→ Fragment:
Functies en gebruik van dubbele console met CAN-trackpad
Consolebediening met twee hendels en CAN-trackpad: Functies en bediening
1.
Schakelen en gas worden geregeld door de bedieningshendel te bewegen. Duw de bedieningshendel naar voren
vanuit neutraal tot de eerste arreteerstand om de versnelling in vooruit te zetten. Blijf de hendel naar voren duwen als
u het toerental wilt verhogen. Trek de bedieningshendel naar achteren vanuit neutraal tot de eerste arresteerstand om
de versnelling in achteruit te zetten. Trek hem verder naar achteren om de snelheid te verhogen.
2.
Trimschakelaar (indien aanwezig) - Met het indrukken van de trimschakelaar kunt u de motor omhoog en omlaag
trimmen.
3.
Neutraallampjes - De neutraallampjes lichten op wanneer de versnelling van de motor in neutraal staat. De ledjes
knipperen als de motor in de modus Alleen-gas staat.

→ Getoond materiaal:
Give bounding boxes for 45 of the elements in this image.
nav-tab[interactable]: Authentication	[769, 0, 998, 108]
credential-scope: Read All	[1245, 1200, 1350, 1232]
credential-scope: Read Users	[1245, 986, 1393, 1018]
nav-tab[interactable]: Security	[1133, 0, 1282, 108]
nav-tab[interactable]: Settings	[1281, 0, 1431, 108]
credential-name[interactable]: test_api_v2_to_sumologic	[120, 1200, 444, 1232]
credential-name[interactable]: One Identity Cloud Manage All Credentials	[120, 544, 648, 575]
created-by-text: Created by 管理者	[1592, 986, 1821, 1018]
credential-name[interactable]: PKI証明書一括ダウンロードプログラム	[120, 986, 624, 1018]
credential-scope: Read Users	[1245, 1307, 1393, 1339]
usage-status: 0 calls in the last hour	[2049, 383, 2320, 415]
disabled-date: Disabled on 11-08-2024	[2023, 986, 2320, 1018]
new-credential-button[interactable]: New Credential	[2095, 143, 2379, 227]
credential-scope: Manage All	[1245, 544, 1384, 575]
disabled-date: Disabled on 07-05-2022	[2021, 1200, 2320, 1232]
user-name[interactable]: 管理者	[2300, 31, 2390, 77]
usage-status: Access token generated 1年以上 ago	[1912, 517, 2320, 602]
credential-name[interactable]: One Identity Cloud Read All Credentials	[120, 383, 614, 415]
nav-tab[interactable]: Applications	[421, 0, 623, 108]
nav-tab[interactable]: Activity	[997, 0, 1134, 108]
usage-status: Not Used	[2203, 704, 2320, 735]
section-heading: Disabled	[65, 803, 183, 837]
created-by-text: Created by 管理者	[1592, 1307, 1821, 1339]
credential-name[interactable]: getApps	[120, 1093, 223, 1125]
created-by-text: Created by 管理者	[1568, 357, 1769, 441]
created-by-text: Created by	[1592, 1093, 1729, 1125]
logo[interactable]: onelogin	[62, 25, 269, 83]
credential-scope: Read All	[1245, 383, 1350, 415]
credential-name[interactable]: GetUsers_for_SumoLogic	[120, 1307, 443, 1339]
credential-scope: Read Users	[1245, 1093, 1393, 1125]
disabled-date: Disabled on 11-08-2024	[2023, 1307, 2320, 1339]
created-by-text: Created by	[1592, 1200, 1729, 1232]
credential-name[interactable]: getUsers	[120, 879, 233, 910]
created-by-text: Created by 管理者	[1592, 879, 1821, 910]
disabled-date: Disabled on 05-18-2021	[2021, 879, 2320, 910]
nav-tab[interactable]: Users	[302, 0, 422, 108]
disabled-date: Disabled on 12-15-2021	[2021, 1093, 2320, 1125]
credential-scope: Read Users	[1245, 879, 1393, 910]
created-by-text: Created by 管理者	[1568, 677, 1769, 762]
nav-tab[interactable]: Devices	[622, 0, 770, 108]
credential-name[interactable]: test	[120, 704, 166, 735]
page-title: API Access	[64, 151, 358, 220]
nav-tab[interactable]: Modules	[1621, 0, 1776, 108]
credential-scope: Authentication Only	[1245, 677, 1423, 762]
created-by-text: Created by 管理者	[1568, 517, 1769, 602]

→ Jouw opdracht: Kopieer alsjeblieft letterlijk een deel van het fragment over de consolebediening: begin bij de woorden "Functies en gebruik" en stop na "modus Alleen-gas staat.". De items spelen hierbij geen enkele rol.

→ Uitwerking:
Functies en gebruik van dubbele console met CAN-trackpad
Consolebediening met twee hendels en CAN-trackpad: Functies en bediening
1.
Schakelen en gas worden geregeld door de bedieningshendel te bewegen. Duw de bedieningshendel naar voren
vanuit neutraal tot de eerste arreteerstand om de versnelling in vooruit te zetten. Blijf de hendel naar voren duwen als
u het toerental wilt verhogen. Trek de bedieningshendel naar achteren vanuit neutraal tot de eerste arresteerstand om
de versnelling in achteruit te zetten. Trek hem verder naar achteren om de snelheid te verhogen.
2.
Trimschakelaar (indien aanwezig) - Met het indrukken van de trimschakelaar kunt u de motor omhoog en omlaag
trimmen.
3.
Neutraallampjes - De neutraallampjes lichten op wanneer de versnelling van de motor in neutraal staat. De ledjes
knipperen als de motor in de modus Alleen-gas staat.